Data excerpts →
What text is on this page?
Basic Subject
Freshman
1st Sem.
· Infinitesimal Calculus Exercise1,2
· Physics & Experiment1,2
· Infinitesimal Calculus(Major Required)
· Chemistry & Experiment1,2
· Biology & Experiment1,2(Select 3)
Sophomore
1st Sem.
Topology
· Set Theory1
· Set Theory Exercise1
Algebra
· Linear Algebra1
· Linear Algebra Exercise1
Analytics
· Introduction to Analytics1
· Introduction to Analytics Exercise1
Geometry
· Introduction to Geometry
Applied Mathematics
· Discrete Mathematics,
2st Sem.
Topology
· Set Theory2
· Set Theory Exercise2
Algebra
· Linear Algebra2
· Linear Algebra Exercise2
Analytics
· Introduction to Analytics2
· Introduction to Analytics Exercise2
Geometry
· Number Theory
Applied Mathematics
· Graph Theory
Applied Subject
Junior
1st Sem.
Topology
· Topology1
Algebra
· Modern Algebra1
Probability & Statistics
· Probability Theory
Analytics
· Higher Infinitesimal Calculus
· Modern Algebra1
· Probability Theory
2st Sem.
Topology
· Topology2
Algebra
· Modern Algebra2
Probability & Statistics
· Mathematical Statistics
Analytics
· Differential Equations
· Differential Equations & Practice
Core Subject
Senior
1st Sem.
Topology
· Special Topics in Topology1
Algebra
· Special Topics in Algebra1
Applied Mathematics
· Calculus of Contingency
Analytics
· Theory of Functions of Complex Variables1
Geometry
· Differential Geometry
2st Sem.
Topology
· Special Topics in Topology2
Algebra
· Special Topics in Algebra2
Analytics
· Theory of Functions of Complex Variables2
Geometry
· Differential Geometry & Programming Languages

Exercise description → Return what is listed above, exactly and completely.

Output →
What text is on this page?
Basic Subject
Freshman
1st Sem.
· Infinitesimal Calculus Exercise1,2
· Physics & Experiment1,2
· Infinitesimal Calculus(Major Required)
· Chemistry & Experiment1,2
· Biology & Experiment1,2(Select 3)
Sophomore
1st Sem.
Topology
· Set Theory1
· Set Theory Exercise1
Algebra
· Linear Algebra1
· Linear Algebra Exercise1
Analytics
· Introduction to Analytics1
· Introduction to Analytics Exercise1
Geometry
· Introduction to Geometry
Applied Mathematics
· Discrete Mathematics,
2st Sem.
Topology
· Set Theory2
· Set Theory Exercise2
Algebra
· Linear Algebra2
· Linear Algebra Exercise2
Analytics
· Introduction to Analytics2
· Introduction to Analytics Exercise2
Geometry
· Number Theory
Applied Mathematics
· Graph Theory
Applied Subject
Junior
1st Sem.
Topology
· Topology1
Algebra
· Modern Algebra1
Probability & Statistics
· Probability Theory
Analytics
· Higher Infinitesimal Calculus
· Modern Algebra1
· Probability Theory
2st Sem.
Topology
· Topology2
Algebra
· Modern Algebra2
Probability & Statistics
· Mathematical Statistics
Analytics
· Differential Equations
· Differential Equations & Practice
Core Subject
Senior
1st Sem.
Topology
· Special Topics in Topology1
Algebra
· Special Topics in Algebra1
Applied Mathematics
· Calculus of Contingency
Analytics
· Theory of Functions of Complex Variables1
Geometry
· Differential Geometry
2st Sem.
Topology
· Special Topics in Topology2
Algebra
· Special Topics in Algebra2
Analytics
· Theory of Functions of Complex Variables2
Geometry
· Differential Geometry & Programming Languages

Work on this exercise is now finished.